___ Supplied material

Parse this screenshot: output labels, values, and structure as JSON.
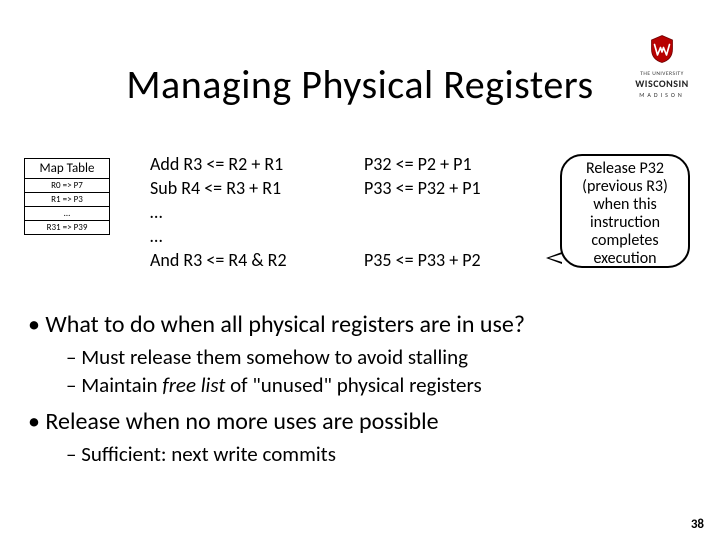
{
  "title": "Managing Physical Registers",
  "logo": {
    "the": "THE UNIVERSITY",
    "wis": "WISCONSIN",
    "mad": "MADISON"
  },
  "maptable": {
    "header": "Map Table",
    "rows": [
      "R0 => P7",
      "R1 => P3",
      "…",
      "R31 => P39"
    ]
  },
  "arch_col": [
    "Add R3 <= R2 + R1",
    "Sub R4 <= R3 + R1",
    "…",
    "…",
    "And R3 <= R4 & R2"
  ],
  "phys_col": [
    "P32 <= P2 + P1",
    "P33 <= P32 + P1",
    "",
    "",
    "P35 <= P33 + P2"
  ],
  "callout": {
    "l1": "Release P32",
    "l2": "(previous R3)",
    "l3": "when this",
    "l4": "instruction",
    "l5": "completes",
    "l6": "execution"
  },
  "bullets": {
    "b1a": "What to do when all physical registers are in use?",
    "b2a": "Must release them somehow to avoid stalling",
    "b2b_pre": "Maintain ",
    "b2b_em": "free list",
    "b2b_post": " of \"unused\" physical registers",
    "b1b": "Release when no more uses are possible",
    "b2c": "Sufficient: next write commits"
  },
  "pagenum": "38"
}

______
___ Supplied material

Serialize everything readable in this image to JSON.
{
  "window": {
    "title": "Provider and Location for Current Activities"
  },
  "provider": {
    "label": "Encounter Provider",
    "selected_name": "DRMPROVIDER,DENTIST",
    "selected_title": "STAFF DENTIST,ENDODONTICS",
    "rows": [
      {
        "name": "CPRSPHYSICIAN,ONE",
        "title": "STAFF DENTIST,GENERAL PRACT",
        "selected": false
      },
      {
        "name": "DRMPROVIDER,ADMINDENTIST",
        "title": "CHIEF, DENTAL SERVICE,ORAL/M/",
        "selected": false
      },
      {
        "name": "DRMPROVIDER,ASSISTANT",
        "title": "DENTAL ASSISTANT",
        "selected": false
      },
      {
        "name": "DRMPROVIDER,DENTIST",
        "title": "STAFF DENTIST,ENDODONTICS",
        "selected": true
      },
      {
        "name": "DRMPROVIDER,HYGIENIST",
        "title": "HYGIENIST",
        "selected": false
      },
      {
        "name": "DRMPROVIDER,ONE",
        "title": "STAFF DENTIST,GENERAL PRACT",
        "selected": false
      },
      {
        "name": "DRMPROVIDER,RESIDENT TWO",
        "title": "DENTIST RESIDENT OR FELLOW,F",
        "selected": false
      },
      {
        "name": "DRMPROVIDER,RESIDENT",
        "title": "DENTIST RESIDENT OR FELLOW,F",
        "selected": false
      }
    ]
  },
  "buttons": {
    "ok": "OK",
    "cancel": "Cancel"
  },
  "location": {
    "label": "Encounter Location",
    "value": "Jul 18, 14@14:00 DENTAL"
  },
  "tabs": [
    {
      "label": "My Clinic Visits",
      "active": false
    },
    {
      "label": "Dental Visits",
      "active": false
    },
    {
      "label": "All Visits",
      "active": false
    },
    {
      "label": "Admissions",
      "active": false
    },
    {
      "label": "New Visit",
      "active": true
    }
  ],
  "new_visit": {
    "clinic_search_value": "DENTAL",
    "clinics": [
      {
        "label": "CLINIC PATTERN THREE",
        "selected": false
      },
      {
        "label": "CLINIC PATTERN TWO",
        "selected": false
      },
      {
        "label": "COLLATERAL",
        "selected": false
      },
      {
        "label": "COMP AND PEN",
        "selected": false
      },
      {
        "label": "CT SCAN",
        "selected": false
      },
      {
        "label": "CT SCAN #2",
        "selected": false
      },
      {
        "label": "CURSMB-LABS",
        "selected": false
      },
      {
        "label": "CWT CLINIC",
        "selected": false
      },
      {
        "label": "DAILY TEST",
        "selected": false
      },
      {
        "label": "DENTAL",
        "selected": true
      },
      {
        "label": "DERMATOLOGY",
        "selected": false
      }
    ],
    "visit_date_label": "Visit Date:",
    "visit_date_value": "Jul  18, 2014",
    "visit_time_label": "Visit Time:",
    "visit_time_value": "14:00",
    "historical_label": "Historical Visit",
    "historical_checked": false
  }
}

______

§ What you are asked to do
Search the data for "DRMPROVIDER". Copy every matching line.

§ Correct response
    "selected_name": "DRMPROVIDER,DENTIST",
        "name": "DRMPROVIDER,ADMINDENTIST",
        "name": "DRMPROVIDER,ASSISTANT",
        "name": "DRMPROVIDER,DENTIST",
        "name": "DRMPROVIDER,HYGIENIST",
        "name": "DRMPROVIDER,ONE",
        "name": "DRMPROVIDER,RESIDENT TWO",
        "name": "DRMPROVIDER,RESIDENT",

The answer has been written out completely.